*What is required*:
Below are some entries; can you quote all of them exactly?

Stored entries:
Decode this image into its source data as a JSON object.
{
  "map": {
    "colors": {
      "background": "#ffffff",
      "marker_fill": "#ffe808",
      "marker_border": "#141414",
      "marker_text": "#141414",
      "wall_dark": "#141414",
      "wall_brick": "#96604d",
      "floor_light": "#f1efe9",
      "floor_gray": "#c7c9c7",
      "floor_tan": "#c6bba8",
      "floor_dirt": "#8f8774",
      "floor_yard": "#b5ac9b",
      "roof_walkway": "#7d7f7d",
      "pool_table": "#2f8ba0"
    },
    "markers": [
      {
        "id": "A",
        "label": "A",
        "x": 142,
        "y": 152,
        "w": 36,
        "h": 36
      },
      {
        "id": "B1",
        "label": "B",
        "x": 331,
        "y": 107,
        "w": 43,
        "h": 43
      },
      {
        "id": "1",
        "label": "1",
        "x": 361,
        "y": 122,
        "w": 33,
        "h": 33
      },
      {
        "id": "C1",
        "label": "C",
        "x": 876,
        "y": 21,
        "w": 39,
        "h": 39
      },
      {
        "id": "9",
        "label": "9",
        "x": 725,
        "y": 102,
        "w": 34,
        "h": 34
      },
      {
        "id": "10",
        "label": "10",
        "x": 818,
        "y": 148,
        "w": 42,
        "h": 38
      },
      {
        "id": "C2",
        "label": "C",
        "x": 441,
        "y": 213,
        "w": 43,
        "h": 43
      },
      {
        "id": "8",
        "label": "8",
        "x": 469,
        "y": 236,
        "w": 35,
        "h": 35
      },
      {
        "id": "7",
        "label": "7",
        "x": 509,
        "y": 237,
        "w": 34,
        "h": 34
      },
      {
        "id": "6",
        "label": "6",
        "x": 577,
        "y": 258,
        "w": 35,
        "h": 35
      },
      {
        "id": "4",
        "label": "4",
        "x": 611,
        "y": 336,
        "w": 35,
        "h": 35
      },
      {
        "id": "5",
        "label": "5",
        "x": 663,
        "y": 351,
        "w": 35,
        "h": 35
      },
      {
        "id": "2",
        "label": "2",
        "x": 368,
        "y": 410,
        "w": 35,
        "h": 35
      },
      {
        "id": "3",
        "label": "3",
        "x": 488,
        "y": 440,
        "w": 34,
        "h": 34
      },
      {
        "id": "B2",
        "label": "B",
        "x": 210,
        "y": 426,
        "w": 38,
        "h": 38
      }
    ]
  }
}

*Exercise response*:
Decode this image into its source data as a JSON object.
{
  "map": {
    "colors": {
      "background": "#ffffff",
      "marker_fill": "#ffe808",
      "marker_border": "#141414",
      "marker_text": "#141414",
      "wall_dark": "#141414",
      "wall_brick": "#96604d",
      "floor_light": "#f1efe9",
      "floor_gray": "#c7c9c7",
      "floor_tan": "#c6bba8",
      "floor_dirt": "#8f8774",
      "floor_yard": "#b5ac9b",
      "roof_walkway": "#7d7f7d",
      "pool_table": "#2f8ba0"
    },
    "markers": [
      {
        "id": "A",
        "label": "A",
        "x": 142,
        "y": 152,
        "w": 36,
        "h": 36
      },
      {
        "id": "B1",
        "label": "B",
        "x": 331,
        "y": 107,
        "w": 43,
        "h": 43
      },
      {
        "id": "1",
        "label": "1",
        "x": 361,
        "y": 122,
        "w": 33,
        "h": 33
      },
      {
        "id": "C1",
        "label": "C",
        "x": 876,
        "y": 21,
        "w": 39,
        "h": 39
      },
      {
        "id": "9",
        "label": "9",
        "x": 725,
        "y": 102,
        "w": 34,
        "h": 34
      },
      {
        "id": "10",
        "label": "10",
        "x": 818,
        "y": 148,
        "w": 42,
        "h": 38
      },
      {
        "id": "C2",
        "label": "C",
        "x": 441,
        "y": 213,
        "w": 43,
        "h": 43
      },
      {
        "id": "8",
        "label": "8",
        "x": 469,
        "y": 236,
        "w": 35,
        "h": 35
      },
      {
        "id": "7",
        "label": "7",
        "x": 509,
        "y": 237,
        "w": 34,
        "h": 34
      },
      {
        "id": "6",
        "label": "6",
        "x": 577,
        "y": 258,
        "w": 35,
        "h": 35
      },
      {
        "id": "4",
        "label": "4",
        "x": 611,
        "y": 336,
        "w": 35,
        "h": 35
      },
      {
        "id": "5",
        "label": "5",
        "x": 663,
        "y": 351,
        "w": 35,
        "h": 35
      },
      {
        "id": "2",
        "label": "2",
        "x": 368,
        "y": 410,
        "w": 35,
        "h": 35
      },
      {
        "id": "3",
        "label": "3",
        "x": 488,
        "y": 440,
        "w": 34,
        "h": 34
      },
      {
        "id": "B2",
        "label": "B",
        "x": 210,
        "y": 426,
        "w": 38,
        "h": 38
      }
    ]
  }
}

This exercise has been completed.